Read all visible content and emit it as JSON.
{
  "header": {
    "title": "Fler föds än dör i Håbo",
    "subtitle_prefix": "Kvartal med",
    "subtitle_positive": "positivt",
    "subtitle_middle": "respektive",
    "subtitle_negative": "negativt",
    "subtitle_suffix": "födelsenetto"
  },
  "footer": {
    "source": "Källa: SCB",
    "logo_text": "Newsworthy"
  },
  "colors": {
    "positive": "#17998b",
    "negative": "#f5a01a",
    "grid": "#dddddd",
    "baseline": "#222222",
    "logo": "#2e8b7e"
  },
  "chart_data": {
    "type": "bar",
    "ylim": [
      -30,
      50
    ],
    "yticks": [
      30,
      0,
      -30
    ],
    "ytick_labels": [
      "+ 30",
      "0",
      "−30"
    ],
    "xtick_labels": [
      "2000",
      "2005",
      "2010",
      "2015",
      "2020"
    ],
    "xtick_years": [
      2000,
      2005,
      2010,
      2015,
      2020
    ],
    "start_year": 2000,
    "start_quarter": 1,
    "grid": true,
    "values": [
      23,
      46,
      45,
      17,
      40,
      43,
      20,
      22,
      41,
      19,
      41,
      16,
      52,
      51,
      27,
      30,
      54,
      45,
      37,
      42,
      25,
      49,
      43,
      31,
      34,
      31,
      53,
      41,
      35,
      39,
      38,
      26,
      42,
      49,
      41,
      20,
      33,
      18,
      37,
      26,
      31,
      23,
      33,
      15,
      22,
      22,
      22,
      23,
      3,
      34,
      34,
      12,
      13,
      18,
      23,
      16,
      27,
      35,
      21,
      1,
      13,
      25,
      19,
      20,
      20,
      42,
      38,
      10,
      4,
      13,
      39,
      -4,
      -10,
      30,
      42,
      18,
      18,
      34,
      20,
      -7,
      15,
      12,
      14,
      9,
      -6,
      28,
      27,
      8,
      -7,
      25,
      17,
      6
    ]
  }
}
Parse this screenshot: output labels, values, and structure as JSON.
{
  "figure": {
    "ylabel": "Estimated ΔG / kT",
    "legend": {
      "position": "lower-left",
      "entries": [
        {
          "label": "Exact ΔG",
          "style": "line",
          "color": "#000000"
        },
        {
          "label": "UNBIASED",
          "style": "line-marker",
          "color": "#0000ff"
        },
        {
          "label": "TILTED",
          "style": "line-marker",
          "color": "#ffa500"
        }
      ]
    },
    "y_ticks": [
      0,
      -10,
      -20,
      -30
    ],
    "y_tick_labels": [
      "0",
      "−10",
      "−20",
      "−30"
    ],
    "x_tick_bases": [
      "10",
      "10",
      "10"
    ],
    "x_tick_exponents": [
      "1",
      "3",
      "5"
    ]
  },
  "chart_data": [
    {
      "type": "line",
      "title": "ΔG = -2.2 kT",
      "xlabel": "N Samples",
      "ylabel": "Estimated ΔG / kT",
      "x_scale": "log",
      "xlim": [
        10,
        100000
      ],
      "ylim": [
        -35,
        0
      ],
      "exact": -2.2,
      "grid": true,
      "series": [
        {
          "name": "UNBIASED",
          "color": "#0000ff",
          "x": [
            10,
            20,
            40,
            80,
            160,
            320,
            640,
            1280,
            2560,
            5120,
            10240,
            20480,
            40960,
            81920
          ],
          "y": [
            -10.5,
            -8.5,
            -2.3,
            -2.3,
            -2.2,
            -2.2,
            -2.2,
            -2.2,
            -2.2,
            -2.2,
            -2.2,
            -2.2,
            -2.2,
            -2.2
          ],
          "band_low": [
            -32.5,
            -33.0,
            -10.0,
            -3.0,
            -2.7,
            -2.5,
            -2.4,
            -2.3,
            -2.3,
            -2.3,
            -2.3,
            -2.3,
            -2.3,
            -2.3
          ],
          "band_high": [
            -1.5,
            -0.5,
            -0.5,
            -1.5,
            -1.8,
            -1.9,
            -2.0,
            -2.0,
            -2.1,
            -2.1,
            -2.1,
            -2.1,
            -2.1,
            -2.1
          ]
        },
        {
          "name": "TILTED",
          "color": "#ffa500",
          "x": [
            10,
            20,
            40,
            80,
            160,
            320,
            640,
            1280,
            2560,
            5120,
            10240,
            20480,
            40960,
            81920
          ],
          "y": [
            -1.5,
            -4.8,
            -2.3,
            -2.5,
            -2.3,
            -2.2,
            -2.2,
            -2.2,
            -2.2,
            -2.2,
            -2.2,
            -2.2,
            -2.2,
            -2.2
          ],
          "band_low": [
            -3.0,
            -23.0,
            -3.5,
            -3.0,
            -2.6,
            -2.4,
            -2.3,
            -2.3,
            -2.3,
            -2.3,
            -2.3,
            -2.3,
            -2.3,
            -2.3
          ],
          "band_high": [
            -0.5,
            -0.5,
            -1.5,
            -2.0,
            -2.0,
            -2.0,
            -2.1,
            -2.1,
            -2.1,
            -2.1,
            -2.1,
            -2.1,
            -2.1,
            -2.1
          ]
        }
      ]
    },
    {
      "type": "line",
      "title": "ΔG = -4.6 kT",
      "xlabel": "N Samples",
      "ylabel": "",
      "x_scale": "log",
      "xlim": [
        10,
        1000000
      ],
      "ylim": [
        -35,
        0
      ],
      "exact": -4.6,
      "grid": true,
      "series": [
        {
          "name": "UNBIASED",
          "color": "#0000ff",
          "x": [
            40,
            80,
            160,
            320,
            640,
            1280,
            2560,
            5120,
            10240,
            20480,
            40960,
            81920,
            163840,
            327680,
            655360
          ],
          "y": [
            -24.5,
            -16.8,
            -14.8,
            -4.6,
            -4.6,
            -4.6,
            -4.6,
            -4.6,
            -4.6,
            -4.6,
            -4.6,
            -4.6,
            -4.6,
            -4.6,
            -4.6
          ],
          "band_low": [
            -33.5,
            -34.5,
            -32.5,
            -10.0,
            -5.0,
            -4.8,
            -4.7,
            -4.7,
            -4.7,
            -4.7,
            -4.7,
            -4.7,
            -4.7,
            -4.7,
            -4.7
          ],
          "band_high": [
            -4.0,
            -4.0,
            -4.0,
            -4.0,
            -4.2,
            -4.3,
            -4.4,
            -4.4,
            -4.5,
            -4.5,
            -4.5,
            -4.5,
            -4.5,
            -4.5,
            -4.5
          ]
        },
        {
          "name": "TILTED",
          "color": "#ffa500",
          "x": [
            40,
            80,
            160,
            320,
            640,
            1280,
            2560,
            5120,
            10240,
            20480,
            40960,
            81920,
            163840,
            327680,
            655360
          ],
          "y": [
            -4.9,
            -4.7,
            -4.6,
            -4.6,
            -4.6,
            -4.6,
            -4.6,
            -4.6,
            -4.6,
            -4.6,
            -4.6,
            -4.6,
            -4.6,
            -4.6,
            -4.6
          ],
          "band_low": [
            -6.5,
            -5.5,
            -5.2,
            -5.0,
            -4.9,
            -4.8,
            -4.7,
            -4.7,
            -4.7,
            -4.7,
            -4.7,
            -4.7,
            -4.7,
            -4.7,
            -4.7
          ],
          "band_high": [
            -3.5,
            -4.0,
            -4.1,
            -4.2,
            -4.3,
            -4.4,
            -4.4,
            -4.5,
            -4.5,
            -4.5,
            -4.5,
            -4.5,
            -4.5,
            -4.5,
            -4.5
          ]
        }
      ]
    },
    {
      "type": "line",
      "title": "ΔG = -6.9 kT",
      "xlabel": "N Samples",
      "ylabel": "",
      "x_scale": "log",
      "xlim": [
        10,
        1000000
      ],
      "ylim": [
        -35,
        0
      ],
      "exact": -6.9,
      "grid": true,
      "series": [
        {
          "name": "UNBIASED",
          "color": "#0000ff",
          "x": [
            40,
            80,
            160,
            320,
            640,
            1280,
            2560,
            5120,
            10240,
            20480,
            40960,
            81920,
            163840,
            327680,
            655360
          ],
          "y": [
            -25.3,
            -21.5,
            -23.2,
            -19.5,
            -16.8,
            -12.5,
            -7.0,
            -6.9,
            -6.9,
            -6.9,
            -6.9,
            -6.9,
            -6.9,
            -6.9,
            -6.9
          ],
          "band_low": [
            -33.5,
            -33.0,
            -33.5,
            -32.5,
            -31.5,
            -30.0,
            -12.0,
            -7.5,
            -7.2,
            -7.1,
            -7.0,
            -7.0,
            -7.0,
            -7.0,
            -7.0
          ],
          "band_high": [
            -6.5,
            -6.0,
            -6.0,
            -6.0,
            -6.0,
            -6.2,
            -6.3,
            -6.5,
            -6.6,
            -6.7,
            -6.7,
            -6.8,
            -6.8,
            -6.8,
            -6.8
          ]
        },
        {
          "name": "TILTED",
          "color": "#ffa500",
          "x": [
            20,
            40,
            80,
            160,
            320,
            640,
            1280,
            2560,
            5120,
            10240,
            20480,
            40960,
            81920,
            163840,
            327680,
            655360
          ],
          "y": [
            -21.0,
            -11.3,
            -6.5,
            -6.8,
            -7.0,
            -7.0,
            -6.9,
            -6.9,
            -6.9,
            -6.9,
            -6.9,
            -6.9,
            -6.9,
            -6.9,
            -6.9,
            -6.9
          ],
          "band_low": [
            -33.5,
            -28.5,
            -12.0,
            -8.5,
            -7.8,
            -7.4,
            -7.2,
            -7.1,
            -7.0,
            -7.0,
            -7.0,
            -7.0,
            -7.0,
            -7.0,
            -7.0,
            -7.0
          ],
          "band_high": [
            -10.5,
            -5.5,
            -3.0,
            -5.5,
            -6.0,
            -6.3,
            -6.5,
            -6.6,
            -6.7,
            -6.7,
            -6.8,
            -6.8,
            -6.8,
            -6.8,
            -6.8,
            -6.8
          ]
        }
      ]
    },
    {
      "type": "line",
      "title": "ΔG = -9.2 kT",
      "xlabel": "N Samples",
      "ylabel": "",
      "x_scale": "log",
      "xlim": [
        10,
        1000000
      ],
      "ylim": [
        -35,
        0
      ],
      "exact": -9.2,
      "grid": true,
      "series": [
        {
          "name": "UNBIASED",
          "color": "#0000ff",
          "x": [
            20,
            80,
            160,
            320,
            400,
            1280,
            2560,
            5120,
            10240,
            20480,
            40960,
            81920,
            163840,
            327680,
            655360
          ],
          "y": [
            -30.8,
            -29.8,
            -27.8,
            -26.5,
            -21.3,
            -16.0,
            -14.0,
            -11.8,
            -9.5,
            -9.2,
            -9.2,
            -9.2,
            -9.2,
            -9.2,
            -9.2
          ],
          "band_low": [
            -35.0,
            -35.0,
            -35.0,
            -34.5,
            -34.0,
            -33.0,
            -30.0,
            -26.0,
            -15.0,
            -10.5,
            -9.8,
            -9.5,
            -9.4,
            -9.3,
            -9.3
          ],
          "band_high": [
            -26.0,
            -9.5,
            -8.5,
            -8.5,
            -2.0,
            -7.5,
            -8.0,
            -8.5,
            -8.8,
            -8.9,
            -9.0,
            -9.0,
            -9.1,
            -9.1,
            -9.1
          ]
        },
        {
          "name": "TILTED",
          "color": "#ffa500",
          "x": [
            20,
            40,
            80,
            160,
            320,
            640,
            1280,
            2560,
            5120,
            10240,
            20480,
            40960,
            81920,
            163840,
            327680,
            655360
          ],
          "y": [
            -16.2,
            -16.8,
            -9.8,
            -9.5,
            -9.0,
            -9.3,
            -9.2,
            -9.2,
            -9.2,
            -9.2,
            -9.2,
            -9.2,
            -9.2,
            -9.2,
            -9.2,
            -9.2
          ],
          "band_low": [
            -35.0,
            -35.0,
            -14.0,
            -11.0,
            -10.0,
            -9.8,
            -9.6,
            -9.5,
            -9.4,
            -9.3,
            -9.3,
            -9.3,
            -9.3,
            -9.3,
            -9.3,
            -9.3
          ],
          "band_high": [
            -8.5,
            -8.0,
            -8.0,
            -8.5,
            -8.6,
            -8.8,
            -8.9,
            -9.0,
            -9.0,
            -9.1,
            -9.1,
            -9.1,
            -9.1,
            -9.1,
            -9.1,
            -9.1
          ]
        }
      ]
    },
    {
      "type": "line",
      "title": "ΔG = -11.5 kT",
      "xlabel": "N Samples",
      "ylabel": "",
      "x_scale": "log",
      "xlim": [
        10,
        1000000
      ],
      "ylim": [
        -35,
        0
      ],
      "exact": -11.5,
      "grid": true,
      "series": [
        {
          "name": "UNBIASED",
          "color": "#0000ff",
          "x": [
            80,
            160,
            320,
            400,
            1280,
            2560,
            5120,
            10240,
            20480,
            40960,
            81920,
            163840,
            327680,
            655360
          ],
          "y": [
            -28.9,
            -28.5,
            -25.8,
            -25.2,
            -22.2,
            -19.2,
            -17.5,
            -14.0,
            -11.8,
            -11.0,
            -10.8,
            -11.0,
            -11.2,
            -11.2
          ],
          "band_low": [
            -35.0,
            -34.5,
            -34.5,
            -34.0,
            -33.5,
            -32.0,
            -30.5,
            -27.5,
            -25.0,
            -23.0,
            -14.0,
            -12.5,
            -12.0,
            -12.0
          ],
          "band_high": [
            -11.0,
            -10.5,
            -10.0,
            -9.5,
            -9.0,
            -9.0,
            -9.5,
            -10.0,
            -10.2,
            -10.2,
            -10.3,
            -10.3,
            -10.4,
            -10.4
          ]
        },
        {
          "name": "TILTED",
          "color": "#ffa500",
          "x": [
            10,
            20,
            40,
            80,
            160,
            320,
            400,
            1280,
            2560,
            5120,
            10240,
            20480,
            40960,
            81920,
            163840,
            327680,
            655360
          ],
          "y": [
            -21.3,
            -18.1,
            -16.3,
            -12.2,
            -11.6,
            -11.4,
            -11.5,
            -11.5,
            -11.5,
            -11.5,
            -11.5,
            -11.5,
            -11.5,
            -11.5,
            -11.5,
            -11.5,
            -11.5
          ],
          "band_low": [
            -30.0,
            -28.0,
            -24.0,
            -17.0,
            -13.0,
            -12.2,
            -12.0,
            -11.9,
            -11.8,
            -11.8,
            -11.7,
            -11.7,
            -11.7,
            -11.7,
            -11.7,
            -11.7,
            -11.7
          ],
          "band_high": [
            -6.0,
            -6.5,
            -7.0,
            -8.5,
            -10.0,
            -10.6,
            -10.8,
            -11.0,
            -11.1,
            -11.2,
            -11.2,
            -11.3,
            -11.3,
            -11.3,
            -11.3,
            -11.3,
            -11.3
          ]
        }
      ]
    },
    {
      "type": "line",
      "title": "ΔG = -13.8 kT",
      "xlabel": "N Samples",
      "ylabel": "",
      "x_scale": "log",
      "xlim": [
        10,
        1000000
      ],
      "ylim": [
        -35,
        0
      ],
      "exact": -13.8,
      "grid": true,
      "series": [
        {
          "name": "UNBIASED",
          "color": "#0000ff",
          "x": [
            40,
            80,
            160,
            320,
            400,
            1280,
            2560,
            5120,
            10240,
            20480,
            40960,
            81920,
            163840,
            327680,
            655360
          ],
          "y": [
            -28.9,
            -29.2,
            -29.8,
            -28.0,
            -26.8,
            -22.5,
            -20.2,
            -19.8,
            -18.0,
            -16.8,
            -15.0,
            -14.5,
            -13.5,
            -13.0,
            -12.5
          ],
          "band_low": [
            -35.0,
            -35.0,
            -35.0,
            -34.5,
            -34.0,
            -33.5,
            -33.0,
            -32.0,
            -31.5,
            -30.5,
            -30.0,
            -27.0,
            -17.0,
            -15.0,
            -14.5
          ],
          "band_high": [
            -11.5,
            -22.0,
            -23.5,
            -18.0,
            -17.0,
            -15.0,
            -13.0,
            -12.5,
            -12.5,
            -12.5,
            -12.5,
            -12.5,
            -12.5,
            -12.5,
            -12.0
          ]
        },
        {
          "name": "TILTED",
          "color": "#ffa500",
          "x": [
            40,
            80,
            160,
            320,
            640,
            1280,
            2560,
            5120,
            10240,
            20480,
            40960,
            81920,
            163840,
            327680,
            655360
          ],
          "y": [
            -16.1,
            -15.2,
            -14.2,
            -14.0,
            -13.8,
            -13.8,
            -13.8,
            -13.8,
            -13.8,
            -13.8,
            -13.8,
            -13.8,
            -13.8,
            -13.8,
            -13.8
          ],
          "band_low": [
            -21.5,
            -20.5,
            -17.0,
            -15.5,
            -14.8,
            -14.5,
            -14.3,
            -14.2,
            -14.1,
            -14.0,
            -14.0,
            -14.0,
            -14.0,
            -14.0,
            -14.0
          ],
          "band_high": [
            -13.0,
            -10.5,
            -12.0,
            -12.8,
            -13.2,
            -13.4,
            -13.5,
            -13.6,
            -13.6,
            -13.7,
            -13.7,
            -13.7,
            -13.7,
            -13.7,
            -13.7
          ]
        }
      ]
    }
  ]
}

Goal -
Locate all lines in the listing above with the word "values" and copy them.

The answer -
    "values": [
Parse this screenshot: output labels, values, and structure as JSON.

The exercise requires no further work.